*STATED TASK*. Scan the entries and tally the lines that include the string "Dusun". Reply with the figure alone.

========================================================================

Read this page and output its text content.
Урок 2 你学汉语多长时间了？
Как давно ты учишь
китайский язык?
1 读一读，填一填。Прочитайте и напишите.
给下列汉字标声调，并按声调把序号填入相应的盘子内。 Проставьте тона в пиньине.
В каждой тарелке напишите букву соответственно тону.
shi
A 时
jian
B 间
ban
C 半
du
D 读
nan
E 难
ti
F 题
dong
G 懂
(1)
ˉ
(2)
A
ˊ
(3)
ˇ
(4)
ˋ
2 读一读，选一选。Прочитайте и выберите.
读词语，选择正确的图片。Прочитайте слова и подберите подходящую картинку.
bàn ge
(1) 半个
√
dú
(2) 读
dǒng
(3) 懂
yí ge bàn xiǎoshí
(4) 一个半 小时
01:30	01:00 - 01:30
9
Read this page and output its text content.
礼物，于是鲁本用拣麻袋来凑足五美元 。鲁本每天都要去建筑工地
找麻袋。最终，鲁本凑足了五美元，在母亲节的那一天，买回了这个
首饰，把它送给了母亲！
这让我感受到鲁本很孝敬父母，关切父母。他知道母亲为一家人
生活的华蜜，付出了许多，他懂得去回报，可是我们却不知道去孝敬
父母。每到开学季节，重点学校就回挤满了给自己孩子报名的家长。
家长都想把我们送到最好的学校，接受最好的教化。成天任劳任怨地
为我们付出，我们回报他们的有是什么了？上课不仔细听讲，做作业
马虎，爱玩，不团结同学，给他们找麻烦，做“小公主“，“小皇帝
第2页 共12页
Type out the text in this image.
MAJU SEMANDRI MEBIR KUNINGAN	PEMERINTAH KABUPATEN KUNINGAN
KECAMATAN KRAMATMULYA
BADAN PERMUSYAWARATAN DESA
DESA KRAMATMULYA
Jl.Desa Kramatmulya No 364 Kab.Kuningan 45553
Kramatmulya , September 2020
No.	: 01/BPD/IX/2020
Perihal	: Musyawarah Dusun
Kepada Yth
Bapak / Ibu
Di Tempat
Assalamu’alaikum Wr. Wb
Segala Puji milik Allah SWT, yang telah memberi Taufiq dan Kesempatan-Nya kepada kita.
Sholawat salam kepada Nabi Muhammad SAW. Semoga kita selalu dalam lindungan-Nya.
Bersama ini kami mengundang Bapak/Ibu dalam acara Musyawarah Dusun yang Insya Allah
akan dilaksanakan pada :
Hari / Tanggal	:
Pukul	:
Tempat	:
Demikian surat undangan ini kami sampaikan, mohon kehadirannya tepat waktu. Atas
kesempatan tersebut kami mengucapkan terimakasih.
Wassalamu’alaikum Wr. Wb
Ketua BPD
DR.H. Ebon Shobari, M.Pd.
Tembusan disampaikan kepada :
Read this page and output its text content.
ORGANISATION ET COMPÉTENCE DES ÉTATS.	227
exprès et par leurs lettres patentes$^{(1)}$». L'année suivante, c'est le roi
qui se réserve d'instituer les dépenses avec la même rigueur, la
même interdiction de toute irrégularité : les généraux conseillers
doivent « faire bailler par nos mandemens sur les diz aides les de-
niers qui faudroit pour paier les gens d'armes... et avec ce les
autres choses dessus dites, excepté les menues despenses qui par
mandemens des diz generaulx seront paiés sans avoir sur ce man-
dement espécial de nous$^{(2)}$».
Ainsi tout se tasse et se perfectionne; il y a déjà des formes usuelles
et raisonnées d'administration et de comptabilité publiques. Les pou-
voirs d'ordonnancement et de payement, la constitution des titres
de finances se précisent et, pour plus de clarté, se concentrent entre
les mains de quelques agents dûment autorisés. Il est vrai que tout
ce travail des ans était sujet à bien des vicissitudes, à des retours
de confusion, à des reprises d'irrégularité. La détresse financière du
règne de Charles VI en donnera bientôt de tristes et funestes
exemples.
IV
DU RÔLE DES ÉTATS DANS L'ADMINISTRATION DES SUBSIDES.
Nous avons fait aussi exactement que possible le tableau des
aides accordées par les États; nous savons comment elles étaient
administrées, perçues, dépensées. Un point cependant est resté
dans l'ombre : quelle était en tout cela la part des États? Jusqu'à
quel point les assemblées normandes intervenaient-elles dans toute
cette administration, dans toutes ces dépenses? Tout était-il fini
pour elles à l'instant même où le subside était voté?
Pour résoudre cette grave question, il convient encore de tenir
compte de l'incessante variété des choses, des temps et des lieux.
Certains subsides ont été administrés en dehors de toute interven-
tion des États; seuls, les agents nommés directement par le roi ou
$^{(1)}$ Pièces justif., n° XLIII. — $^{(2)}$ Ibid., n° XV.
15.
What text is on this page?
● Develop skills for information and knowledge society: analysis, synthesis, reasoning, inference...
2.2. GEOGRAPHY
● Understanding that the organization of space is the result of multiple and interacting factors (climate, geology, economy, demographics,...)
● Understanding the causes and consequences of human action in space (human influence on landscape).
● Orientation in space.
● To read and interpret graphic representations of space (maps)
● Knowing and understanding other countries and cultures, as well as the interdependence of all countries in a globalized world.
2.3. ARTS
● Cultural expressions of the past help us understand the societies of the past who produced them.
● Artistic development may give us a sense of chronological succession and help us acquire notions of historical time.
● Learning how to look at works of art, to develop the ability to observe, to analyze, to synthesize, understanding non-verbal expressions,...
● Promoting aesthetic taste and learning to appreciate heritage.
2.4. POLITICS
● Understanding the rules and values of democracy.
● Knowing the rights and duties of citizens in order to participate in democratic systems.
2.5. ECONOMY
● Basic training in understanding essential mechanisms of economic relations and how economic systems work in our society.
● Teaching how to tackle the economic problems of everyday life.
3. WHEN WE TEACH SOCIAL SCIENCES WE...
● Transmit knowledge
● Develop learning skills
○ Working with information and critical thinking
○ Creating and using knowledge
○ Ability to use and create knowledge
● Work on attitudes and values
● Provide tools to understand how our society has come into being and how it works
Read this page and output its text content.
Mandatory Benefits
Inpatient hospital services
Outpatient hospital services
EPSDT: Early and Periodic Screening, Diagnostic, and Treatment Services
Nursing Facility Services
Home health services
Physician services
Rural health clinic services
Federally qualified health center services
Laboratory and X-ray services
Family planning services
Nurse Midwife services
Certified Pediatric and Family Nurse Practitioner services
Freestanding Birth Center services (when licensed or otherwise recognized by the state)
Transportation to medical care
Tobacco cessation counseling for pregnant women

========================================================================

*OUTPUT BELOW*. 2